• Required work: Count the lines containing "punti". Give the number alone.

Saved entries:
------------------------------------------------------------

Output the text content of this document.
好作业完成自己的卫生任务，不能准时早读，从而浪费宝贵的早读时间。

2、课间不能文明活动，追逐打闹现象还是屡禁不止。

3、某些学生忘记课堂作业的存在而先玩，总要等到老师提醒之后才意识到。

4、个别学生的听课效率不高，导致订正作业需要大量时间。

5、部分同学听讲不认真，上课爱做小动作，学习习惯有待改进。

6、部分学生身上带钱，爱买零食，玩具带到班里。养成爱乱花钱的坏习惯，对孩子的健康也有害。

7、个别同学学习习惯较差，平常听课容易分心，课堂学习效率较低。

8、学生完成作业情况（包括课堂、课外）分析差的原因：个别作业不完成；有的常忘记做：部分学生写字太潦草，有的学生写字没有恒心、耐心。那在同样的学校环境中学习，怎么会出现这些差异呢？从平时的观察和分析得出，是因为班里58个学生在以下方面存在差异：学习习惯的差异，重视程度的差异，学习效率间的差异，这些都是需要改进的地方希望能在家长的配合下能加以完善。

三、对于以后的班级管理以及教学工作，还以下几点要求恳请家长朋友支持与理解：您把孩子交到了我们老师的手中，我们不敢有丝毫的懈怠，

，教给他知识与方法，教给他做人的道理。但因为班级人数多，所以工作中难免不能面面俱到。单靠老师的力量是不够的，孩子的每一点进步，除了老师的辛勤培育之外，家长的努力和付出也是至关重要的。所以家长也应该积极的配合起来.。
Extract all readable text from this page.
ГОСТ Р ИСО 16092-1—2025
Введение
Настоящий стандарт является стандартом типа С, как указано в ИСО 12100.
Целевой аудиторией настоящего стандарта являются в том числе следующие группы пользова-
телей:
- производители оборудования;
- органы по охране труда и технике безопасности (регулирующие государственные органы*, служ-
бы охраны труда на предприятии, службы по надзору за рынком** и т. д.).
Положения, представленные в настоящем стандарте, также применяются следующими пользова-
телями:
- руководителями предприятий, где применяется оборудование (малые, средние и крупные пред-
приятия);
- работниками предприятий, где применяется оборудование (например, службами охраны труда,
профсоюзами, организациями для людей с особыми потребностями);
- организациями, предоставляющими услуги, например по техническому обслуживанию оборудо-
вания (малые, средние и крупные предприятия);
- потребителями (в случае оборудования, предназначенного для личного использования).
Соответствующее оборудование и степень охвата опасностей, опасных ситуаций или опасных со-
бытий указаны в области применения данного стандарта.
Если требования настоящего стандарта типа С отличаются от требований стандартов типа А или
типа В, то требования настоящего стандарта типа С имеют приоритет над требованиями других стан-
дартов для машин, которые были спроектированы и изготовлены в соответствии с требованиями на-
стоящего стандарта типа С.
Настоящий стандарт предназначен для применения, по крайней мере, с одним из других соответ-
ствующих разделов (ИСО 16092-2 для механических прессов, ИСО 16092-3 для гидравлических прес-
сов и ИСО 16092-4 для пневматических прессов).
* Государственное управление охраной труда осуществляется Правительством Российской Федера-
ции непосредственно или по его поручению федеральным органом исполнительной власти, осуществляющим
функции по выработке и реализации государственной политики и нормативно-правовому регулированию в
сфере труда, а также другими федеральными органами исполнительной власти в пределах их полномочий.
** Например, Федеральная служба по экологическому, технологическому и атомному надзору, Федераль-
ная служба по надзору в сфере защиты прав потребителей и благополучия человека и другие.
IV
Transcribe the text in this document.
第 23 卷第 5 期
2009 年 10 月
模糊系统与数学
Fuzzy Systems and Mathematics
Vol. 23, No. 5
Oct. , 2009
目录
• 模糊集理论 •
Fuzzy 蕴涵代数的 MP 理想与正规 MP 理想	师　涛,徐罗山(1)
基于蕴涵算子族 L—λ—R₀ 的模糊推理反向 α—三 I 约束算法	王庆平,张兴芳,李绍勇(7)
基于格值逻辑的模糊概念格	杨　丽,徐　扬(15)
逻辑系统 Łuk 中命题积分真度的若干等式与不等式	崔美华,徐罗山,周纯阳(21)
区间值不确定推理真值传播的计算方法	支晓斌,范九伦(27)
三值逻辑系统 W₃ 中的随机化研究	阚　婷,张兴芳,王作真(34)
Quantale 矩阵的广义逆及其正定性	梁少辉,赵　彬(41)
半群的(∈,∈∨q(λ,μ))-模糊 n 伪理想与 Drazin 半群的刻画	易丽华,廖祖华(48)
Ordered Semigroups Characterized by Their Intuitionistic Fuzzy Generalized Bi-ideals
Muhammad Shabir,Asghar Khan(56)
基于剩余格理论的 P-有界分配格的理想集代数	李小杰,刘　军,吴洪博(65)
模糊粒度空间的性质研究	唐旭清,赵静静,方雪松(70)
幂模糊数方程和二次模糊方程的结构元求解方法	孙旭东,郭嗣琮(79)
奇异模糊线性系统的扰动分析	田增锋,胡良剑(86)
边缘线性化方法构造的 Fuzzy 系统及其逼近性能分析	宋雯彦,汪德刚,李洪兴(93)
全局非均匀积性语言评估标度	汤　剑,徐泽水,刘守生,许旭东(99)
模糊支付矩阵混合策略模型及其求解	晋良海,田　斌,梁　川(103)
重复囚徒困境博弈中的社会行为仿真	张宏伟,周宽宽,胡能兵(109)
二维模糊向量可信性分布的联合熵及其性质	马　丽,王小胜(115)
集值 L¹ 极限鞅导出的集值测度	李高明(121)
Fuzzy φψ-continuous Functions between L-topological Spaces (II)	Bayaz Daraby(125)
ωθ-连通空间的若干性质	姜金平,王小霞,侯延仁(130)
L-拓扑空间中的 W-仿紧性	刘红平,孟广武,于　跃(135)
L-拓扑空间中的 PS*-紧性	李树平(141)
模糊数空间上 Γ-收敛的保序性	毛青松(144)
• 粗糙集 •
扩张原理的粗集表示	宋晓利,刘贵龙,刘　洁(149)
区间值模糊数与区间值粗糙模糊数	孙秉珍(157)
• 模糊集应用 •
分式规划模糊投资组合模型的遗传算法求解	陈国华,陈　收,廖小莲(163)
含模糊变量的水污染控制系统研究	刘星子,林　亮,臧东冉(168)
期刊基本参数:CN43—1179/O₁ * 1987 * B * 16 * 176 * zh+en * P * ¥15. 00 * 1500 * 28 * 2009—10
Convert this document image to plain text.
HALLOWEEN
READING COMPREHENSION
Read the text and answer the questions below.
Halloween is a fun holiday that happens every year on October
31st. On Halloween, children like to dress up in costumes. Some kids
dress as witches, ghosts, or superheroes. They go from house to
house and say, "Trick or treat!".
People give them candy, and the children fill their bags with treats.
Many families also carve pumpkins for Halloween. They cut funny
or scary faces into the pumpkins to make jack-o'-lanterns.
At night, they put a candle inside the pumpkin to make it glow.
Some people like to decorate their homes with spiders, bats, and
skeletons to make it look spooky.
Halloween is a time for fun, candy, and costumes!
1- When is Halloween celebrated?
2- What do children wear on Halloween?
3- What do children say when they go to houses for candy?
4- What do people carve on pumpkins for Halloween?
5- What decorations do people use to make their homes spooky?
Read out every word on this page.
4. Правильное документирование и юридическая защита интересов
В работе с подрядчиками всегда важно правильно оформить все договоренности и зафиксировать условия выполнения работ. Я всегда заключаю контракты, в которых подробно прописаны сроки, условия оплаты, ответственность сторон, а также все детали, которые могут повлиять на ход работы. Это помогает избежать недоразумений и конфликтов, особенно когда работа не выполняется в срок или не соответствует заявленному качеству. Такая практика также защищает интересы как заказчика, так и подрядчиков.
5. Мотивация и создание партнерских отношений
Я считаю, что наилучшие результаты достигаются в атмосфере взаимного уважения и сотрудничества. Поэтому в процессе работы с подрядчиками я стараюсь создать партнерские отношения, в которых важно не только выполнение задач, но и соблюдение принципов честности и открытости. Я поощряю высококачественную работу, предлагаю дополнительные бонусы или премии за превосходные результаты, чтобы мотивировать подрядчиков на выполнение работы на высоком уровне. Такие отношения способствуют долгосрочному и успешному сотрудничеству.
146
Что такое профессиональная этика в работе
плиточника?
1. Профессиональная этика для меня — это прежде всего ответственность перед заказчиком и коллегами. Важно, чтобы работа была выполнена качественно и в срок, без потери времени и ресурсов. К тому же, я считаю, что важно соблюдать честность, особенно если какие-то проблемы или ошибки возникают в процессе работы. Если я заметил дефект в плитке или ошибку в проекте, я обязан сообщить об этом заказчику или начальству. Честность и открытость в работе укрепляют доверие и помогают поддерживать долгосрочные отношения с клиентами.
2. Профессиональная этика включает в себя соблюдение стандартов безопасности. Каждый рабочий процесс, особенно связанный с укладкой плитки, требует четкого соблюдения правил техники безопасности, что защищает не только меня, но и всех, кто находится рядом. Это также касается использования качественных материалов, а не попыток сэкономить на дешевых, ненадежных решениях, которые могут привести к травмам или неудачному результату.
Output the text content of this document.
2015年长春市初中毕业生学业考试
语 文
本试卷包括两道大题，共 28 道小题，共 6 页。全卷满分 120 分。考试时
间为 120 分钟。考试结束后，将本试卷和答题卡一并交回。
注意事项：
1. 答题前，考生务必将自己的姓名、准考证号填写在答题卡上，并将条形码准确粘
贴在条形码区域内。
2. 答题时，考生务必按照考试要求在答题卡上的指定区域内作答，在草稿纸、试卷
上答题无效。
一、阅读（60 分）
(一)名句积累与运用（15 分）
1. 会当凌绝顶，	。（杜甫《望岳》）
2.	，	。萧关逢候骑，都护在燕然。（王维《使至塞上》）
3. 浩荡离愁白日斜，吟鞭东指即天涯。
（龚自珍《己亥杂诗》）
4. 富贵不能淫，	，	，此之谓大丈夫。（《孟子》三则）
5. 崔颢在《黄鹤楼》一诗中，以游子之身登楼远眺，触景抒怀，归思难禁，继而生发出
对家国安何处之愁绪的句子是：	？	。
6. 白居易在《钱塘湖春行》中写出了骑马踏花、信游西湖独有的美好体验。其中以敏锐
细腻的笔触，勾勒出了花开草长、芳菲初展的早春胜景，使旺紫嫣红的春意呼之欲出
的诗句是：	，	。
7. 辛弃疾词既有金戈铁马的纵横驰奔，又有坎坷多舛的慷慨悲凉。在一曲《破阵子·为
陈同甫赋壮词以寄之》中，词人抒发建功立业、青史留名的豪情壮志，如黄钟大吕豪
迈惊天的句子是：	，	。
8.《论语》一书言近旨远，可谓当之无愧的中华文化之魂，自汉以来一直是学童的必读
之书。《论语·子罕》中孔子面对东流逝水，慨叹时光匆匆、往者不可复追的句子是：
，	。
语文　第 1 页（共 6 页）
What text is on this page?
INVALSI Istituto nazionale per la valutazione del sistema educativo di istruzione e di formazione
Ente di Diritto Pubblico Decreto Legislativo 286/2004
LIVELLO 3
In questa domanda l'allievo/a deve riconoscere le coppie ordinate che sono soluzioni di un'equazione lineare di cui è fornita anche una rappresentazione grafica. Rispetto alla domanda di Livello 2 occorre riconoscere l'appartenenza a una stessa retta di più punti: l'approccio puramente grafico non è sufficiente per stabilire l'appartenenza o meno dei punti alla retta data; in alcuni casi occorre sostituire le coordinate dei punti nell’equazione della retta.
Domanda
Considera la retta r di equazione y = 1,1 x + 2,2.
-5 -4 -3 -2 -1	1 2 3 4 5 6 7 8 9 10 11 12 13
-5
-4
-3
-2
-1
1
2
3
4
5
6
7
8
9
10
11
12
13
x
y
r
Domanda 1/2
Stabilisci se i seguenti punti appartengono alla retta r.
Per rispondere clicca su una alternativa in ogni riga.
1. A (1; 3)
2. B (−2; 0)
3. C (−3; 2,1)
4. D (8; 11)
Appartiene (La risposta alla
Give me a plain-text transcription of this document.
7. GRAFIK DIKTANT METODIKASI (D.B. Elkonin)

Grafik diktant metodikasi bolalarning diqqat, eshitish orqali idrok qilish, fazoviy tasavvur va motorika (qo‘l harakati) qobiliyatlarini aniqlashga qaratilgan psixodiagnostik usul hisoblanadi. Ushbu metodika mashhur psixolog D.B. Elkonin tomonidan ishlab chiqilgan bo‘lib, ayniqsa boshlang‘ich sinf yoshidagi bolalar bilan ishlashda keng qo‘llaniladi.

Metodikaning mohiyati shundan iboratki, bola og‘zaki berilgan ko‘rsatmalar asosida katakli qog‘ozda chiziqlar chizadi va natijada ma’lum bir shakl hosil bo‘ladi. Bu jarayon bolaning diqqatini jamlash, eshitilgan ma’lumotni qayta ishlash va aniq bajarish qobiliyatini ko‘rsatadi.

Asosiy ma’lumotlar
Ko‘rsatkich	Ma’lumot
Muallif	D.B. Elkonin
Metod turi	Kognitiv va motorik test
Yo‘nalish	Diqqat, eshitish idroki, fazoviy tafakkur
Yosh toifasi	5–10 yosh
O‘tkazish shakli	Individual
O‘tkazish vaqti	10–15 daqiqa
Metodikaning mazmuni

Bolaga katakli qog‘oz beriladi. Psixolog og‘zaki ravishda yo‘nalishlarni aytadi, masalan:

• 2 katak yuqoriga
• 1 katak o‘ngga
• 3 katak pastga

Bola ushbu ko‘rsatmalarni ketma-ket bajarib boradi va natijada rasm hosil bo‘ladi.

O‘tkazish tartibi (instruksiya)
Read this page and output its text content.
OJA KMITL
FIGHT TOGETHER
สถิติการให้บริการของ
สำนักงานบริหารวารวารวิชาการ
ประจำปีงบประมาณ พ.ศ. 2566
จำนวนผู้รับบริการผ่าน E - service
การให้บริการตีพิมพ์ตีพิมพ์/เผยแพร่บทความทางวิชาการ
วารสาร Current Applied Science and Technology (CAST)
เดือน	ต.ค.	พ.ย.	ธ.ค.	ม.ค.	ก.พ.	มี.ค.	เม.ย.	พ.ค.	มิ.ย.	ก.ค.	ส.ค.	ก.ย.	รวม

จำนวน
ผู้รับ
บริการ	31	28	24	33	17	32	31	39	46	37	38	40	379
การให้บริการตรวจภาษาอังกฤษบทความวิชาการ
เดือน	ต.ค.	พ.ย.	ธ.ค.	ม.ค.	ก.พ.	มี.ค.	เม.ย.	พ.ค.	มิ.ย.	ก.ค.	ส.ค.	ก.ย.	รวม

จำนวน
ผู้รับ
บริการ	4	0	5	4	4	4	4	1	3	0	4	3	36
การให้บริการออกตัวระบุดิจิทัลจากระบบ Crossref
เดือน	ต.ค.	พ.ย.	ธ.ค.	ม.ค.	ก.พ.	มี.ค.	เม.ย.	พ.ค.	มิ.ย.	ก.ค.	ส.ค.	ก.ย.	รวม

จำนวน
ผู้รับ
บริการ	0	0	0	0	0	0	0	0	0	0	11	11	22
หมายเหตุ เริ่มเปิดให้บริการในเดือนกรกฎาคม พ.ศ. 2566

------------------------------------------------------------

• Reply: 2